SHORT EXERCISE: Write out every single entry exactly.

RECORDED INFORMATION:

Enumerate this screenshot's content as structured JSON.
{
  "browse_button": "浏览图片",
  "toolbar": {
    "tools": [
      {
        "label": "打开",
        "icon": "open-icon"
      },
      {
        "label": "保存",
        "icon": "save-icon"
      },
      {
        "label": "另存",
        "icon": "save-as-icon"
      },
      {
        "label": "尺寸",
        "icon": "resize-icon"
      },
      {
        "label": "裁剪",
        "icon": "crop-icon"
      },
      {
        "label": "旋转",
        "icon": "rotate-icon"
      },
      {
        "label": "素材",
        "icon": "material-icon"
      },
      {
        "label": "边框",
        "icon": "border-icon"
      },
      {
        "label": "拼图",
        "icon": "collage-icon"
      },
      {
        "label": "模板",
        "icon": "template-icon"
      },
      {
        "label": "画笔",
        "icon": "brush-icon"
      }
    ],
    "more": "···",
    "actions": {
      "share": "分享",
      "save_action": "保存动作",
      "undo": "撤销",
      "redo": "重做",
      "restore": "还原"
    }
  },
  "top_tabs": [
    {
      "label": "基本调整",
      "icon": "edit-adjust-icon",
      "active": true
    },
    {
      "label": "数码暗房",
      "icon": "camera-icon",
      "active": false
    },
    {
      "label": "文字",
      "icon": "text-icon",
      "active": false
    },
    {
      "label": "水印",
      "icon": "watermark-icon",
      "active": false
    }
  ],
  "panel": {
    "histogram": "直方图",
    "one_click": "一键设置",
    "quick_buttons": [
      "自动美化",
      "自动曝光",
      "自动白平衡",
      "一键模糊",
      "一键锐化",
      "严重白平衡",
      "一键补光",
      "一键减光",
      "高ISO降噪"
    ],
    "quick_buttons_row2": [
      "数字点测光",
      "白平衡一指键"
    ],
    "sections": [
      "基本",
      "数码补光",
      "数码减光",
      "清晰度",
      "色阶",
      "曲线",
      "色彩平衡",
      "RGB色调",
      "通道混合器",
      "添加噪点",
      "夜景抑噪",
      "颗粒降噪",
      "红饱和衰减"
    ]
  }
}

COMPLETE RESPONSE:
Enumerate this screenshot's content as structured JSON.
{
  "browse_button": "浏览图片",
  "toolbar": {
    "tools": [
      {
        "label": "打开",
        "icon": "open-icon"
      },
      {
        "label": "保存",
        "icon": "save-icon"
      },
      {
        "label": "另存",
        "icon": "save-as-icon"
      },
      {
        "label": "尺寸",
        "icon": "resize-icon"
      },
      {
        "label": "裁剪",
        "icon": "crop-icon"
      },
      {
        "label": "旋转",
        "icon": "rotate-icon"
      },
      {
        "label": "素材",
        "icon": "material-icon"
      },
      {
        "label": "边框",
        "icon": "border-icon"
      },
      {
        "label": "拼图",
        "icon": "collage-icon"
      },
      {
        "label": "模板",
        "icon": "template-icon"
      },
      {
        "label": "画笔",
        "icon": "brush-icon"
      }
    ],
    "more": "···",
    "actions": {
      "share": "分享",
      "save_action": "保存动作",
      "undo": "撤销",
      "redo": "重做",
      "restore": "还原"
    }
  },
  "top_tabs": [
    {
      "label": "基本调整",
      "icon": "edit-adjust-icon",
      "active": true
    },
    {
      "label": "数码暗房",
      "icon": "camera-icon",
      "active": false
    },
    {
      "label": "文字",
      "icon": "text-icon",
      "active": false
    },
    {
      "label": "水印",
      "icon": "watermark-icon",
      "active": false
    }
  ],
  "panel": {
    "histogram": "直方图",
    "one_click": "一键设置",
    "quick_buttons": [
      "自动美化",
      "自动曝光",
      "自动白平衡",
      "一键模糊",
      "一键锐化",
      "严重白平衡",
      "一键补光",
      "一键减光",
      "高ISO降噪"
    ],
    "quick_buttons_row2": [
      "数字点测光",
      "白平衡一指键"
    ],
    "sections": [
      "基本",
      "数码补光",
      "数码减光",
      "清晰度",
      "色阶",
      "曲线",
      "色彩平衡",
      "RGB色调",
      "通道混合器",
      "添加噪点",
      "夜景抑噪",
      "颗粒降噪",
      "红饱和衰减"
    ]
  }
}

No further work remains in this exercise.